▸ **RECORDS SUPPLIED**
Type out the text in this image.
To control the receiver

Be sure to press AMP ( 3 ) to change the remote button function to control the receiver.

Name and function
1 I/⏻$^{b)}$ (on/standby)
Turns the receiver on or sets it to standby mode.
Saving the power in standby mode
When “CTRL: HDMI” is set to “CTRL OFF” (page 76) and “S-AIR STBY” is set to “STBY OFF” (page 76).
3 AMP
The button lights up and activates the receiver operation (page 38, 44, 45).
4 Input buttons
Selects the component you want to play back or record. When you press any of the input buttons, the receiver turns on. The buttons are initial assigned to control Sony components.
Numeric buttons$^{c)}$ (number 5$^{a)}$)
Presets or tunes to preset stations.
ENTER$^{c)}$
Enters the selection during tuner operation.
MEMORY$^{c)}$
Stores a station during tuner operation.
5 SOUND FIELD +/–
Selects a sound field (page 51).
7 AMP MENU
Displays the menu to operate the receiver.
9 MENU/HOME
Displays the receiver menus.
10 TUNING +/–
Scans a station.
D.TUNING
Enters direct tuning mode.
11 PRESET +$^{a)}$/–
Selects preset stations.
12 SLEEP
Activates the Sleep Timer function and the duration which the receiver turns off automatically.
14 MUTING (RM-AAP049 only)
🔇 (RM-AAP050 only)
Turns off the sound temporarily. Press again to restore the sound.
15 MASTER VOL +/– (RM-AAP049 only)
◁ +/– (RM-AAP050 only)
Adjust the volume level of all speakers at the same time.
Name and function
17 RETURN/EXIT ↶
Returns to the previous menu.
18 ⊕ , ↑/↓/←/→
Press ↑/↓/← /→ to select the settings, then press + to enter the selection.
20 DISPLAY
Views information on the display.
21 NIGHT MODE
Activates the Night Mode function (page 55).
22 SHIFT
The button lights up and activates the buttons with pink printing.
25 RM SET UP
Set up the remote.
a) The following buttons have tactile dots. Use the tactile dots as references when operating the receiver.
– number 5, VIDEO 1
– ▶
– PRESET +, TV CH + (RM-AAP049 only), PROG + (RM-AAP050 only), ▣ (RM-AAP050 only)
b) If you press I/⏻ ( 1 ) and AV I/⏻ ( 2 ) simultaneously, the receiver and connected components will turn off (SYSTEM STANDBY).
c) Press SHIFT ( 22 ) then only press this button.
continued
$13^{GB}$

▸ **WHAT THIS TASK INVOLVES**
Tell how many lines above contain the word "components". Give the number alone.

▸ **COMPLETED TASK**
2